- **Data shown**
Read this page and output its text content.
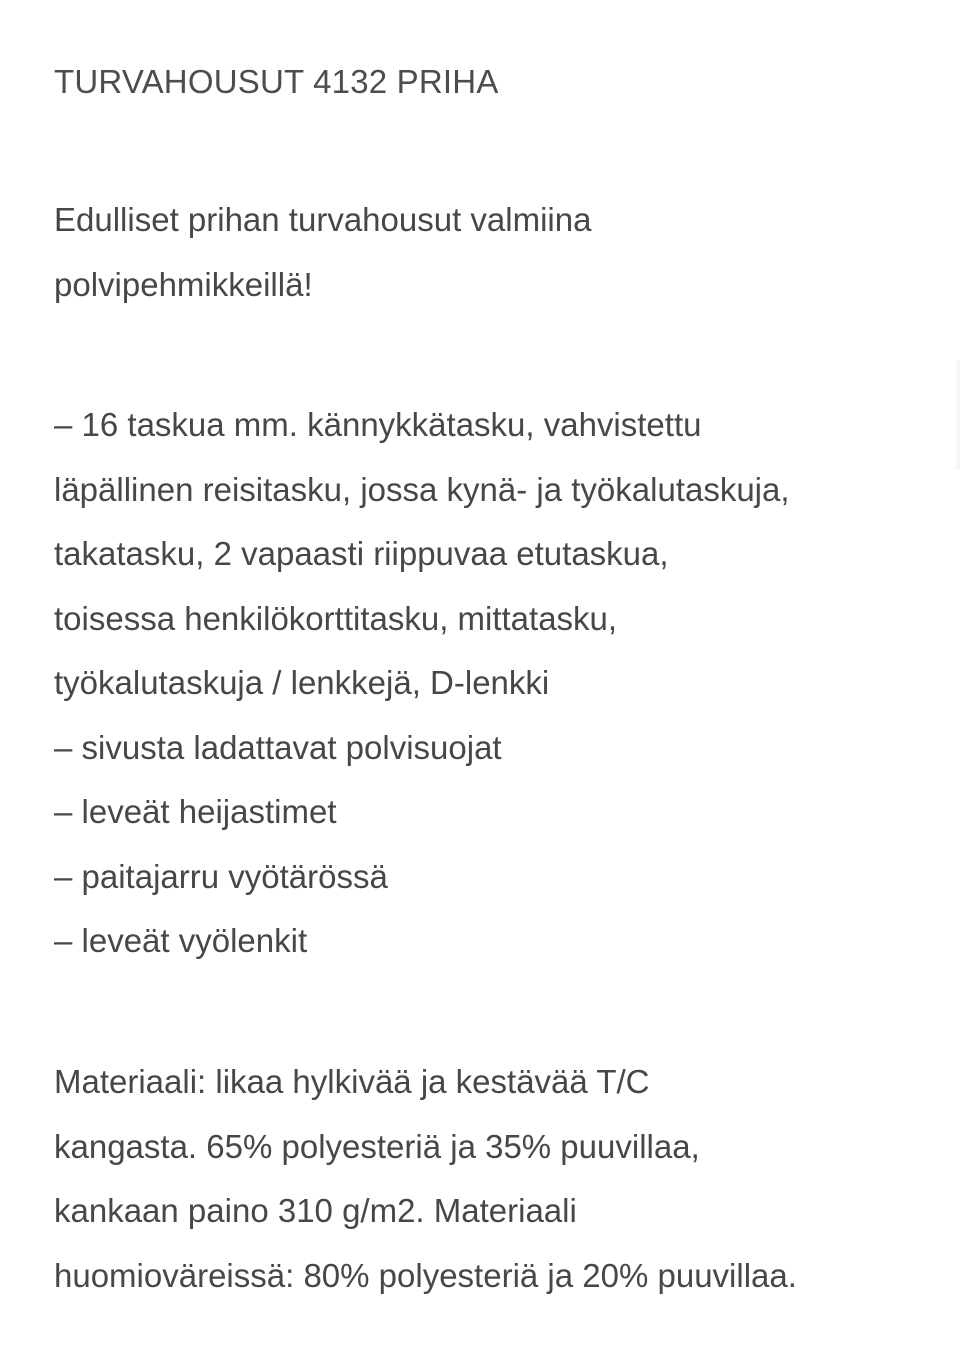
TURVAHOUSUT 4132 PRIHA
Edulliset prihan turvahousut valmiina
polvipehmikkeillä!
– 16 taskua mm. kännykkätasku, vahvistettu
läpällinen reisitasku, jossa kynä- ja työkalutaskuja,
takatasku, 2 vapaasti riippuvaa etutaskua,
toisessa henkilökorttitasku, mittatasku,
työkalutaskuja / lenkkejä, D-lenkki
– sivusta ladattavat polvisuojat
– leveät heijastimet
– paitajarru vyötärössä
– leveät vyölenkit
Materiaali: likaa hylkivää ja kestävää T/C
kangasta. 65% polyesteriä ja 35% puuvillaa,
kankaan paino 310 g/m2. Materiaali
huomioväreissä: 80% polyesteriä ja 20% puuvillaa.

--

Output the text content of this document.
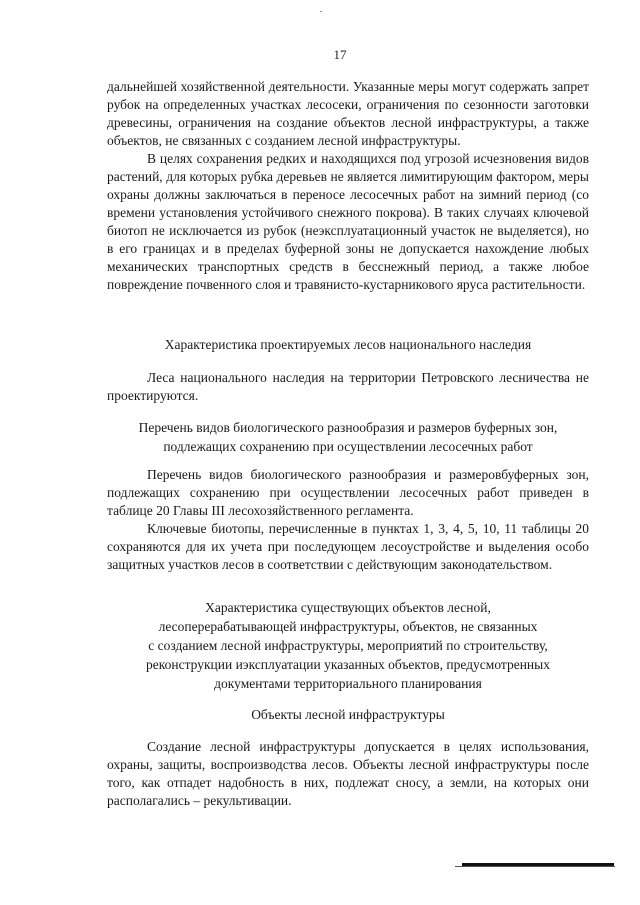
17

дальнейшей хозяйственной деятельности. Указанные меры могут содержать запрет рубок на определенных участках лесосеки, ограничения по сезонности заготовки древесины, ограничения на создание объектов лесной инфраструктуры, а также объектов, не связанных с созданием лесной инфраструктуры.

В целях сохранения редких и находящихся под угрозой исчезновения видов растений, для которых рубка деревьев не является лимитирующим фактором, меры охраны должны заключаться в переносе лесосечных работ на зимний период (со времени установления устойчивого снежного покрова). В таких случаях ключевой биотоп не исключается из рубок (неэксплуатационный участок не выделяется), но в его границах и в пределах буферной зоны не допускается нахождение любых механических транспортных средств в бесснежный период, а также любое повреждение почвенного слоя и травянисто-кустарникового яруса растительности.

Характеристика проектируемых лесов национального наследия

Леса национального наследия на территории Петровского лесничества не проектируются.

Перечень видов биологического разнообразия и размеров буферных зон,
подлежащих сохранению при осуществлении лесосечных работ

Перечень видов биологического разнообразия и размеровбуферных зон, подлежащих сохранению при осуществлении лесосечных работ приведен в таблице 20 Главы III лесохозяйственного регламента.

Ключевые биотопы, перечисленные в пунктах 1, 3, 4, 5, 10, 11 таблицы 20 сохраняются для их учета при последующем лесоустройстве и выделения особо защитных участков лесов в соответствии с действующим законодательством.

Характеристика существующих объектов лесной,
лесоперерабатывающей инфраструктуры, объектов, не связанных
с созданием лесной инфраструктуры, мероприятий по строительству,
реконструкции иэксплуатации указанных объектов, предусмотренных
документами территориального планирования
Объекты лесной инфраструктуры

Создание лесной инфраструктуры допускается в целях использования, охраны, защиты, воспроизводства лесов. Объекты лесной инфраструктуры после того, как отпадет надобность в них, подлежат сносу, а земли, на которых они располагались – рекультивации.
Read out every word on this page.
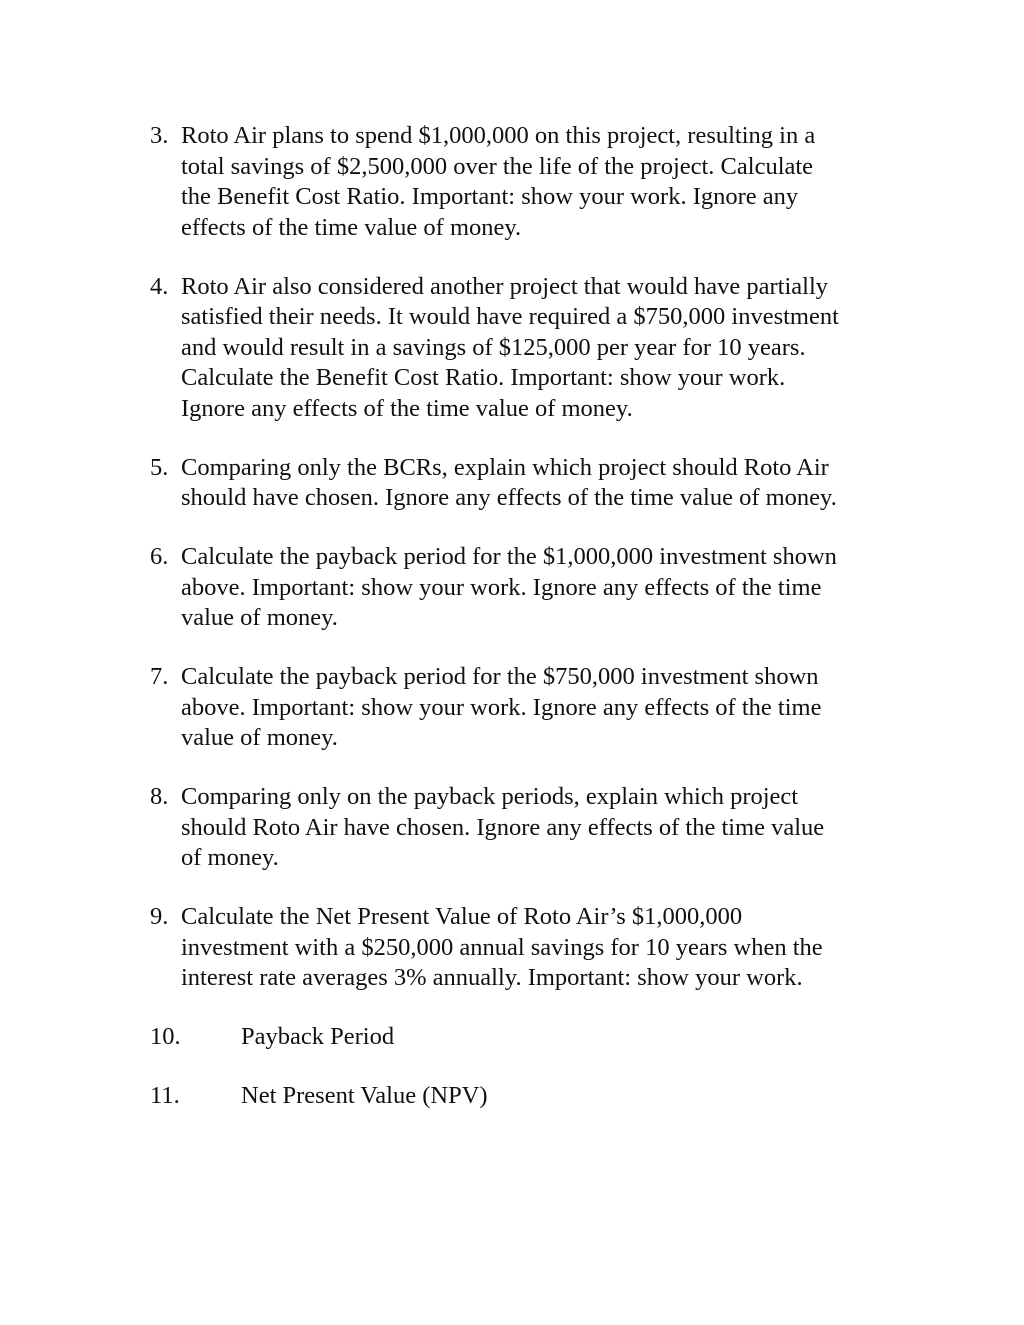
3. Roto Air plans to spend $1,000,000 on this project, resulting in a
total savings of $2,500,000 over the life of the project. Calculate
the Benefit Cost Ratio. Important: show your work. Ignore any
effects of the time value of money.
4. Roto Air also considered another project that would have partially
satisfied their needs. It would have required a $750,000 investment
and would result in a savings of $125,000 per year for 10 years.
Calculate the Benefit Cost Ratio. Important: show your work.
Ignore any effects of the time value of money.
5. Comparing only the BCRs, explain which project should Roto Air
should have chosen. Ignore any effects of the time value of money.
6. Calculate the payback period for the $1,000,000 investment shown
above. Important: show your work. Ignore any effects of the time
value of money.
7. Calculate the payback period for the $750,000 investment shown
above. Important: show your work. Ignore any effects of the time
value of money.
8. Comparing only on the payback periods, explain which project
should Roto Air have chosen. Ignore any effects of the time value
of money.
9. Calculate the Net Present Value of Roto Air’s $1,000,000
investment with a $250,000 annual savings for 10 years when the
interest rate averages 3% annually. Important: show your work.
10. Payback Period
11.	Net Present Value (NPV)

==

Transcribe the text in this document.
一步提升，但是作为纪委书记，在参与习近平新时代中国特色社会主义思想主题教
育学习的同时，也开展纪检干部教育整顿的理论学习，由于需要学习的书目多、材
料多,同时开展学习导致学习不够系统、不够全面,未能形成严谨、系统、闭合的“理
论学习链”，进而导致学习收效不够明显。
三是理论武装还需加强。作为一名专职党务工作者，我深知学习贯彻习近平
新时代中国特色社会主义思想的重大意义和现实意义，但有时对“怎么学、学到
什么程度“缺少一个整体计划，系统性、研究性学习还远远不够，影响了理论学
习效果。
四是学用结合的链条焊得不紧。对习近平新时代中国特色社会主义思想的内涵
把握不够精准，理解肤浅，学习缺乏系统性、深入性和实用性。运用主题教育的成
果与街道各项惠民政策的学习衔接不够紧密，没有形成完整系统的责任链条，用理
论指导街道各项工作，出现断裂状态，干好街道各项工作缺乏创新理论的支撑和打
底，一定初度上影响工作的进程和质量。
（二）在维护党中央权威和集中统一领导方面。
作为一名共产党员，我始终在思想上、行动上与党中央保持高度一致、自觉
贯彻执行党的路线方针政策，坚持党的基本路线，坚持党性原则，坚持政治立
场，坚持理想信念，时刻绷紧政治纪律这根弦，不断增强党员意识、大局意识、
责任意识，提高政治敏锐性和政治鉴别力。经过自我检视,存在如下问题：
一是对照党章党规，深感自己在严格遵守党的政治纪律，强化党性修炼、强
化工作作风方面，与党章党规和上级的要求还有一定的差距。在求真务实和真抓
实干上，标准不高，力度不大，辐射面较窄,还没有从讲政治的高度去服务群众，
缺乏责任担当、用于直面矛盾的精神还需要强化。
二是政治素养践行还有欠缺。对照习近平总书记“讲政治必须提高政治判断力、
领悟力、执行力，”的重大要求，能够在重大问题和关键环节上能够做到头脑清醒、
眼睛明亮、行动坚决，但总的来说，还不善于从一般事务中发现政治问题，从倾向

- **Task**
Scan the records for the string "Объекты". Copy each line in which it appears.

- **Full output**
Объекты лесной инфраструктуры
Создание лесной инфраструктуры допускается в целях использования, охраны, защиты, воспроизводства лесов. Объекты лесной инфраструктуры после того, как отпадет надобность в них, подлежат сносу, а земли, на которых они располагались – рекультивации.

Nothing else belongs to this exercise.